**WHAT YOU HAVE TO DO**
Transcribe all records exactly; omit pictures.
== DATASET EXTRACT
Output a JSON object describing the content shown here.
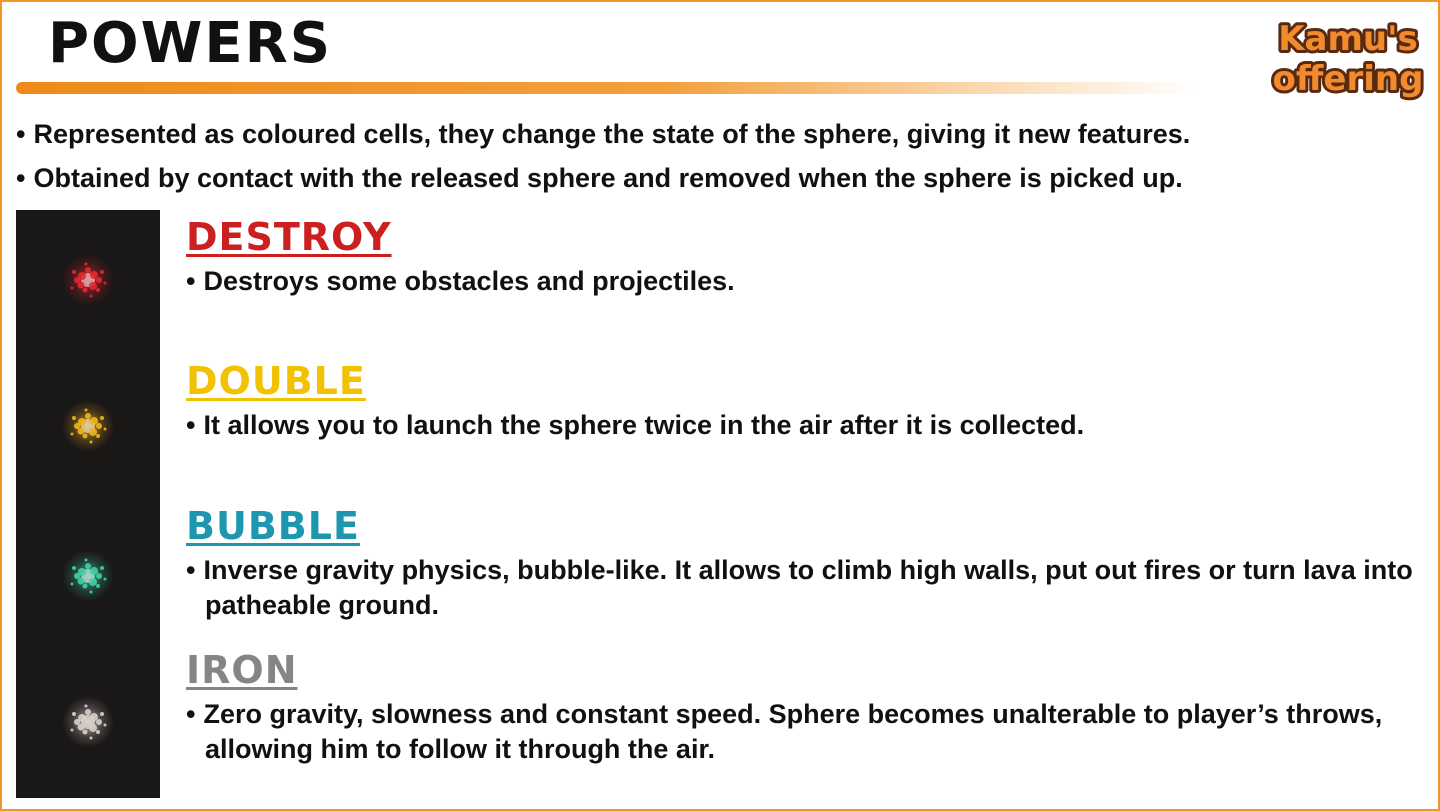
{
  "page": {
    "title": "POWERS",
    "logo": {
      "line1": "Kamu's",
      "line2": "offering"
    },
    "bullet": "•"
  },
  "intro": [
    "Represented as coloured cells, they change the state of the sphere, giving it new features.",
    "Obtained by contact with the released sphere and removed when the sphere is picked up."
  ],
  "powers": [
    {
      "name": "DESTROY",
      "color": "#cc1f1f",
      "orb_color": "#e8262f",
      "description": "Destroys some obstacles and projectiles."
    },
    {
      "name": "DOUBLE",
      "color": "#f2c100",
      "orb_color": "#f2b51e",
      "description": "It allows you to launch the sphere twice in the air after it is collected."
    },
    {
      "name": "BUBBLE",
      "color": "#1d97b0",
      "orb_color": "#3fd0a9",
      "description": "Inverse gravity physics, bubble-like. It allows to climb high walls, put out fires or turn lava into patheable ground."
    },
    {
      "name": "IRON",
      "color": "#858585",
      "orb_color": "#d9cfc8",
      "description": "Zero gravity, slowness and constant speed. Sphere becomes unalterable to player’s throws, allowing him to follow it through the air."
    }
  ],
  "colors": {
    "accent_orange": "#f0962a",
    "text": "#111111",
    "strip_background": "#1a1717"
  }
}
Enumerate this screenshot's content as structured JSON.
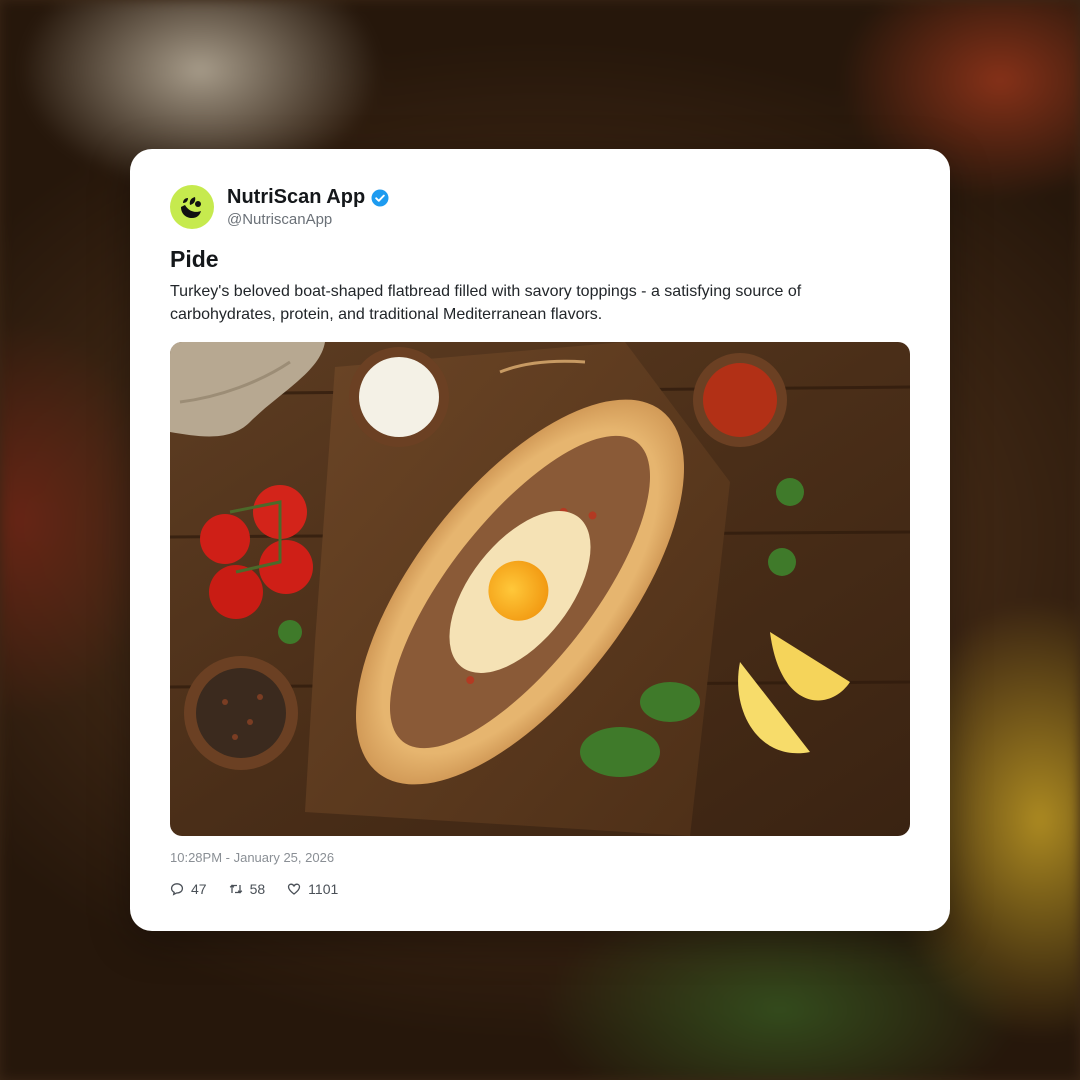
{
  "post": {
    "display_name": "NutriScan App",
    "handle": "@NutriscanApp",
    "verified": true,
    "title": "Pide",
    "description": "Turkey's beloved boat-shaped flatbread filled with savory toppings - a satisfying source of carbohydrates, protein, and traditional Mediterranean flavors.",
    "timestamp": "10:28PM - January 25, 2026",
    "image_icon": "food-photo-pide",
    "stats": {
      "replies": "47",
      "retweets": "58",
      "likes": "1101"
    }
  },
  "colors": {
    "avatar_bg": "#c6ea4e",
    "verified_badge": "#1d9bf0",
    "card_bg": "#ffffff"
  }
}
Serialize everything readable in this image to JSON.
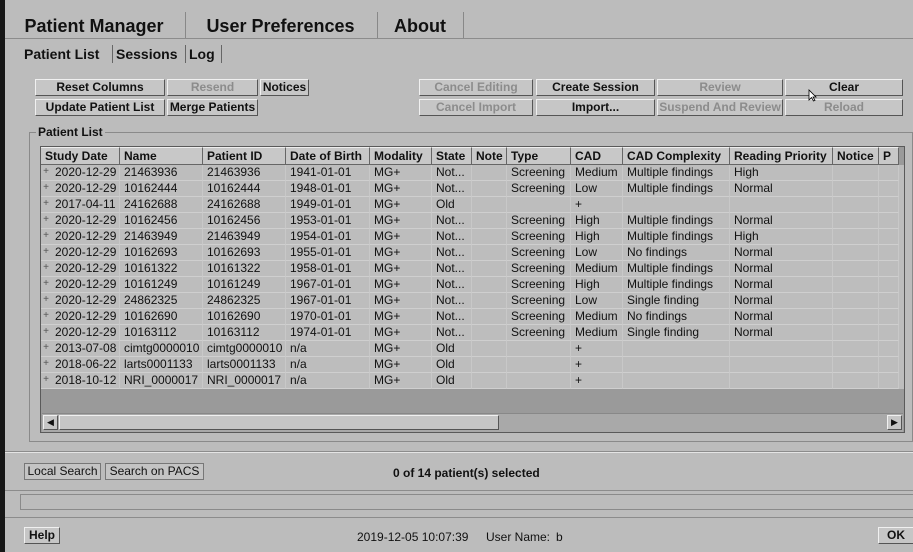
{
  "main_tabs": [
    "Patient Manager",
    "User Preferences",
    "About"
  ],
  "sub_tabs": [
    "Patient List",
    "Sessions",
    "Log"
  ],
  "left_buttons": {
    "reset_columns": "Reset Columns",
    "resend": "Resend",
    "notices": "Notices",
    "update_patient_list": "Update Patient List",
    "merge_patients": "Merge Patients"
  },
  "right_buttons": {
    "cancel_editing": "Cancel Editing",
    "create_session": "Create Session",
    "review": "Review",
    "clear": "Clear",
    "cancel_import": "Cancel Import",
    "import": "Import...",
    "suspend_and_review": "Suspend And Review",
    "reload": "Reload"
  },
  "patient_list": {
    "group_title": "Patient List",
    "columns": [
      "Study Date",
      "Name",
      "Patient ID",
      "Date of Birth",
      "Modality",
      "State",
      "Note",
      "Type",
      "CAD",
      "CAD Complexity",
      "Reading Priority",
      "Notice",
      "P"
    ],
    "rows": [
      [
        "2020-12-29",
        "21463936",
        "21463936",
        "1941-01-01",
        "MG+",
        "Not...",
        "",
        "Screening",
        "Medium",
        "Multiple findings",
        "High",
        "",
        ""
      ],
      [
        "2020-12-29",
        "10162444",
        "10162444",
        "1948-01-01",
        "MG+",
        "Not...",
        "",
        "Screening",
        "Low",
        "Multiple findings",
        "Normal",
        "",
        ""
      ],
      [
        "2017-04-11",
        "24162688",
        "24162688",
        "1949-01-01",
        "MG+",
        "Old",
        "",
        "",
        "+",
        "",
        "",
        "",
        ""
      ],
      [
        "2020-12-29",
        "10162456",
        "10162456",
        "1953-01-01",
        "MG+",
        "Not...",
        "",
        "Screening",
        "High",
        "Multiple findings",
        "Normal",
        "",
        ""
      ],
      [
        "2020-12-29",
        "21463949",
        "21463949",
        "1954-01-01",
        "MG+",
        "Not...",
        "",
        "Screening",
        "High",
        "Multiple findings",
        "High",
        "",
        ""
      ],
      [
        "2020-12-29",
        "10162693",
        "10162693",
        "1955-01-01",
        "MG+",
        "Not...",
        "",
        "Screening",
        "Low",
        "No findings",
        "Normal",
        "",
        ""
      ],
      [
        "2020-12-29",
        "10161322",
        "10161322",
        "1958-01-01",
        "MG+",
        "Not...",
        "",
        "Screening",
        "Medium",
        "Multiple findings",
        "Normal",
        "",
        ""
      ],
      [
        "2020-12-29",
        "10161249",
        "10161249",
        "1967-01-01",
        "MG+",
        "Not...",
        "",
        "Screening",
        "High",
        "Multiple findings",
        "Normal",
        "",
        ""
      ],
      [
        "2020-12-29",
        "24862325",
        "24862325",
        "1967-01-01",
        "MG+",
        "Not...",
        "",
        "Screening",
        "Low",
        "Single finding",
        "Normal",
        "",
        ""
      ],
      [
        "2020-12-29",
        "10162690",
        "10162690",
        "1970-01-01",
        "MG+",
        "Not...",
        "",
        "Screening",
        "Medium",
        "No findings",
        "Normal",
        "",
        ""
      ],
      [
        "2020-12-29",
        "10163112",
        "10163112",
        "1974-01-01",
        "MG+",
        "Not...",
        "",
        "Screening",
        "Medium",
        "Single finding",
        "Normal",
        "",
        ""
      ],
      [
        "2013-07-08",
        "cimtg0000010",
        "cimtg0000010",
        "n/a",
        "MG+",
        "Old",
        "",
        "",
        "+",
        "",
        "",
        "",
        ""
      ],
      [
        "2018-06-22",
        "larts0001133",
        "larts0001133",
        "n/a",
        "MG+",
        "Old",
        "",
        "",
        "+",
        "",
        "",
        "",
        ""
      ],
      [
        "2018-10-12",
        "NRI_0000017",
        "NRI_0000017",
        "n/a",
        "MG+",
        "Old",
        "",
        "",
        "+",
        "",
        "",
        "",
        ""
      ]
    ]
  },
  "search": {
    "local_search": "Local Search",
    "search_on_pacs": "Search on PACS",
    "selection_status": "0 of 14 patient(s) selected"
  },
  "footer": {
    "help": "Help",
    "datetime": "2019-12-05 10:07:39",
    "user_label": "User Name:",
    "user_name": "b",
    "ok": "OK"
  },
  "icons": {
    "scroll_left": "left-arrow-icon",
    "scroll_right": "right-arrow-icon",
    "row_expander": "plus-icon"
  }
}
====
**TASK OUTPUT**
Output a JSON object describing the content shown here.
{
  "page": {
    "title": "POWERS",
    "logo": {
      "line1": "Kamu's",
      "line2": "offering"
    },
    "bullet": "•"
  },
  "intro": [
    "Represented as coloured cells, they change the state of the sphere, giving it new features.",
    "Obtained by contact with the released sphere and removed when the sphere is picked up."
  ],
  "powers": [
    {
      "name": "DESTROY",
      "color": "#cc1f1f",
      "orb_color": "#e8262f",
      "description": "Destroys some obstacles and projectiles."
    },
    {
      "name": "DOUBLE",
      "color": "#f2c100",
      "orb_color": "#f2b51e",
      "description": "It allows you to launch the sphere twice in the air after it is collected."
    },
    {
      "name": "BUBBLE",
      "color": "#1d97b0",
      "orb_color": "#3fd0a9",
      "description": "Inverse gravity physics, bubble-like. It allows to climb high walls, put out fires or turn lava into patheable ground."
    },
    {
      "name": "IRON",
      "color": "#858585",
      "orb_color": "#d9cfc8",
      "description": "Zero gravity, slowness and constant speed. Sphere becomes unalterable to player’s throws, allowing him to follow it through the air."
    }
  ],
  "colors": {
    "accent_orange": "#f0962a",
    "text": "#111111",
    "strip_background": "#1a1717"
  }
}
Enumerate this screenshot's content as structured JSON.
{
  "post": {
    "display_name": "NutriScan App",
    "handle": "@NutriscanApp",
    "verified": true,
    "title": "Pide",
    "description": "Turkey's beloved boat-shaped flatbread filled with savory toppings - a satisfying source of carbohydrates, protein, and traditional Mediterranean flavors.",
    "timestamp": "10:28PM - January 25, 2026",
    "image_icon": "food-photo-pide",
    "stats": {
      "replies": "47",
      "retweets": "58",
      "likes": "1101"
    }
  },
  "colors": {
    "avatar_bg": "#c6ea4e",
    "verified_badge": "#1d9bf0",
    "card_bg": "#ffffff"
  }
}
Serialize everything readable in this image to JSON.
{
  "main_tabs": [
    "Patient Manager",
    "User Preferences",
    "About"
  ],
  "sub_tabs": [
    "Patient List",
    "Sessions",
    "Log"
  ],
  "left_buttons": {
    "reset_columns": "Reset Columns",
    "resend": "Resend",
    "notices": "Notices",
    "update_patient_list": "Update Patient List",
    "merge_patients": "Merge Patients"
  },
  "right_buttons": {
    "cancel_editing": "Cancel Editing",
    "create_session": "Create Session",
    "review": "Review",
    "clear": "Clear",
    "cancel_import": "Cancel Import",
    "import": "Import...",
    "suspend_and_review": "Suspend And Review",
    "reload": "Reload"
  },
  "patient_list": {
    "group_title": "Patient List",
    "columns": [
      "Study Date",
      "Name",
      "Patient ID",
      "Date of Birth",
      "Modality",
      "State",
      "Note",
      "Type",
      "CAD",
      "CAD Complexity",
      "Reading Priority",
      "Notice",
      "P"
    ],
    "rows": [
      [
        "2020-12-29",
        "21463936",
        "21463936",
        "1941-01-01",
        "MG+",
        "Not...",
        "",
        "Screening",
        "Medium",
        "Multiple findings",
        "High",
        "",
        ""
      ],
      [
        "2020-12-29",
        "10162444",
        "10162444",
        "1948-01-01",
        "MG+",
        "Not...",
        "",
        "Screening",
        "Low",
        "Multiple findings",
        "Normal",
        "",
        ""
      ],
      [
        "2017-04-11",
        "24162688",
        "24162688",
        "1949-01-01",
        "MG+",
        "Old",
        "",
        "",
        "+",
        "",
        "",
        "",
        ""
      ],
      [
        "2020-12-29",
        "10162456",
        "10162456",
        "1953-01-01",
        "MG+",
        "Not...",
        "",
        "Screening",
        "High",
        "Multiple findings",
        "Normal",
        "",
        ""
      ],
      [
        "2020-12-29",
        "21463949",
        "21463949",
        "1954-01-01",
        "MG+",
        "Not...",
        "",
        "Screening",
        "High",
        "Multiple findings",
        "High",
        "",
        ""
      ],
      [
        "2020-12-29",
        "10162693",
        "10162693",
        "1955-01-01",
        "MG+",
        "Not...",
        "",
        "Screening",
        "Low",
        "No findings",
        "Normal",
        "",
        ""
      ],
      [
        "2020-12-29",
        "10161322",
        "10161322",
        "1958-01-01",
        "MG+",
        "Not...",
        "",
        "Screening",
        "Medium",
        "Multiple findings",
        "Normal",
        "",
        ""
      ],
      [
        "2020-12-29",
        "10161249",
        "10161249",
        "1967-01-01",
        "MG+",
        "Not...",
        "",
        "Screening",
        "High",
        "Multiple findings",
        "Normal",
        "",
        ""
      ],
      [
        "2020-12-29",
        "24862325",
        "24862325",
        "1967-01-01",
        "MG+",
        "Not...",
        "",
        "Screening",
        "Low",
        "Single finding",
        "Normal",
        "",
        ""
      ],
      [
        "2020-12-29",
        "10162690",
        "10162690",
        "1970-01-01",
        "MG+",
        "Not...",
        "",
        "Screening",
        "Medium",
        "No findings",
        "Normal",
        "",
        ""
      ],
      [
        "2020-12-29",
        "10163112",
        "10163112",
        "1974-01-01",
        "MG+",
        "Not...",
        "",
        "Screening",
        "Medium",
        "Single finding",
        "Normal",
        "",
        ""
      ],
      [
        "2013-07-08",
        "cimtg0000010",
        "cimtg0000010",
        "n/a",
        "MG+",
        "Old",
        "",
        "",
        "+",
        "",
        "",
        "",
        ""
      ],
      [
        "2018-06-22",
        "larts0001133",
        "larts0001133",
        "n/a",
        "MG+",
        "Old",
        "",
        "",
        "+",
        "",
        "",
        "",
        ""
      ],
      [
        "2018-10-12",
        "NRI_0000017",
        "NRI_0000017",
        "n/a",
        "MG+",
        "Old",
        "",
        "",
        "+",
        "",
        "",
        "",
        ""
      ]
    ]
  },
  "search": {
    "local_search": "Local Search",
    "search_on_pacs": "Search on PACS",
    "selection_status": "0 of 14 patient(s) selected"
  },
  "footer": {
    "help": "Help",
    "datetime": "2019-12-05 10:07:39",
    "user_label": "User Name:",
    "user_name": "b",
    "ok": "OK"
  },
  "icons": {
    "scroll_left": "left-arrow-icon",
    "scroll_right": "right-arrow-icon",
    "row_expander": "plus-icon"
  }
}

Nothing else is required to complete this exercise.